Set problem: Output, with no changes, the span of lines that opens with the line containing "What does this" and closes with the last line.

+++

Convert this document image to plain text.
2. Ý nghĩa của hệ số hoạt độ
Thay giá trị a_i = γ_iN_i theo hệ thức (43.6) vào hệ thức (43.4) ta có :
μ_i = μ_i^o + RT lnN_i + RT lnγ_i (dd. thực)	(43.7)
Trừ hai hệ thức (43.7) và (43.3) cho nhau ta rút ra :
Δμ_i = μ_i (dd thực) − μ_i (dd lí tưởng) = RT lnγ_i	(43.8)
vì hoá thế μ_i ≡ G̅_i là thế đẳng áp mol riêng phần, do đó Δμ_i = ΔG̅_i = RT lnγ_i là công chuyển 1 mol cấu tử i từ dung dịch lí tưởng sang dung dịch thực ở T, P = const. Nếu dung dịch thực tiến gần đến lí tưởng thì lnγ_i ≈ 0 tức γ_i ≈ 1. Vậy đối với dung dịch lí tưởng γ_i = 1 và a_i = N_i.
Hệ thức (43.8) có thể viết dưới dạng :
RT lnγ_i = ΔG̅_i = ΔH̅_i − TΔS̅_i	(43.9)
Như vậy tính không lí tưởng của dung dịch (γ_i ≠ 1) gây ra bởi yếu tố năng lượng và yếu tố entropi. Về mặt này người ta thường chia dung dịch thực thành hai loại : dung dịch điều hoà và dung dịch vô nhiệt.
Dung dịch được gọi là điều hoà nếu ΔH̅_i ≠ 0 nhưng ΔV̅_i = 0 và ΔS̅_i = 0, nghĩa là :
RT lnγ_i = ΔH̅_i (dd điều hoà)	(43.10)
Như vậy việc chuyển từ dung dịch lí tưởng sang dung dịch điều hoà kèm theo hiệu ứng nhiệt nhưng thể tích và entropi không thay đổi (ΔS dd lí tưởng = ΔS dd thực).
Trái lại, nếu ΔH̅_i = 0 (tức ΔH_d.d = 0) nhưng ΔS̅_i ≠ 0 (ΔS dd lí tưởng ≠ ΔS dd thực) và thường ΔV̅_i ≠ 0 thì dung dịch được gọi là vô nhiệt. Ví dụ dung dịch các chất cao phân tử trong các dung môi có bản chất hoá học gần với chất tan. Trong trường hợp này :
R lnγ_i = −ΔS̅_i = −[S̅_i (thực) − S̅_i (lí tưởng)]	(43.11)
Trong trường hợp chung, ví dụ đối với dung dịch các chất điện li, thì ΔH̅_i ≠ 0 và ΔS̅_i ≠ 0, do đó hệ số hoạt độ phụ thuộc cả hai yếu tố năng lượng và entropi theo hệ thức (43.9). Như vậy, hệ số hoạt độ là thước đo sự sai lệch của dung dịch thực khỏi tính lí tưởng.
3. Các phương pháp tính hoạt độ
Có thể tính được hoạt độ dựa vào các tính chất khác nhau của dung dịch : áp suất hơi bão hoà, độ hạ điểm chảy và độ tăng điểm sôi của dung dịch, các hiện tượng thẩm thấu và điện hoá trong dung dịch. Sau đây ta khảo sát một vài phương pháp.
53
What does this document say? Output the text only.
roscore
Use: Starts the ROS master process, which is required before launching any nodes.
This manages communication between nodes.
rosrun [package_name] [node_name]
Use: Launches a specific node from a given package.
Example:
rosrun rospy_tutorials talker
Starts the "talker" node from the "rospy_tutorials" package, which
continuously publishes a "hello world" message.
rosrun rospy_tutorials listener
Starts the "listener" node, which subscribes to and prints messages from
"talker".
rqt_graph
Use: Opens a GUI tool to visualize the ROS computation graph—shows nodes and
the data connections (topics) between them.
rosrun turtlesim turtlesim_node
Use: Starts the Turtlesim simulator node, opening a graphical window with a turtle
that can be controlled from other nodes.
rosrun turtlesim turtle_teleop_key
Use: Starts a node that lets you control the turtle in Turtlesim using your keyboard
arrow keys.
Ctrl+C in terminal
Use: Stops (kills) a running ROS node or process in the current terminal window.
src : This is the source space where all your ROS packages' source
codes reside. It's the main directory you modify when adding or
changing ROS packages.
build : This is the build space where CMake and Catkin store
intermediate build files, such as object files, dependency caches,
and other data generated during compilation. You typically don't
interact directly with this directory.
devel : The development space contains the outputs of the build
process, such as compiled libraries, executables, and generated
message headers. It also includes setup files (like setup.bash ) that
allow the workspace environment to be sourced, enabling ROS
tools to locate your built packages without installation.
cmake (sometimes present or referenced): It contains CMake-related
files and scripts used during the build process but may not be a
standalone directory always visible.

+++

Response:
What does this document say? Output the text only.
roscore
Use: Starts the ROS master process, which is required before launching any nodes.
This manages communication between nodes.
rosrun [package_name] [node_name]
Use: Launches a specific node from a given package.
Example:
rosrun rospy_tutorials talker
Starts the "talker" node from the "rospy_tutorials" package, which
continuously publishes a "hello world" message.
rosrun rospy_tutorials listener
Starts the "listener" node, which subscribes to and prints messages from
"talker".
rqt_graph
Use: Opens a GUI tool to visualize the ROS computation graph—shows nodes and
the data connections (topics) between them.
rosrun turtlesim turtlesim_node
Use: Starts the Turtlesim simulator node, opening a graphical window with a turtle
that can be controlled from other nodes.
rosrun turtlesim turtle_teleop_key
Use: Starts a node that lets you control the turtle in Turtlesim using your keyboard
arrow keys.
Ctrl+C in terminal
Use: Stops (kills) a running ROS node or process in the current terminal window.
src : This is the source space where all your ROS packages' source
codes reside. It's the main directory you modify when adding or
changing ROS packages.
build : This is the build space where CMake and Catkin store
intermediate build files, such as object files, dependency caches,
and other data generated during compilation. You typically don't
interact directly with this directory.
devel : The development space contains the outputs of the build
process, such as compiled libraries, executables, and generated
message headers. It also includes setup files (like setup.bash ) that
allow the workspace environment to be sourced, enabling ROS
tools to locate your built packages without installation.
cmake (sometimes present or referenced): It contains CMake-related
files and scripts used during the build process but may not be a
standalone directory always visible.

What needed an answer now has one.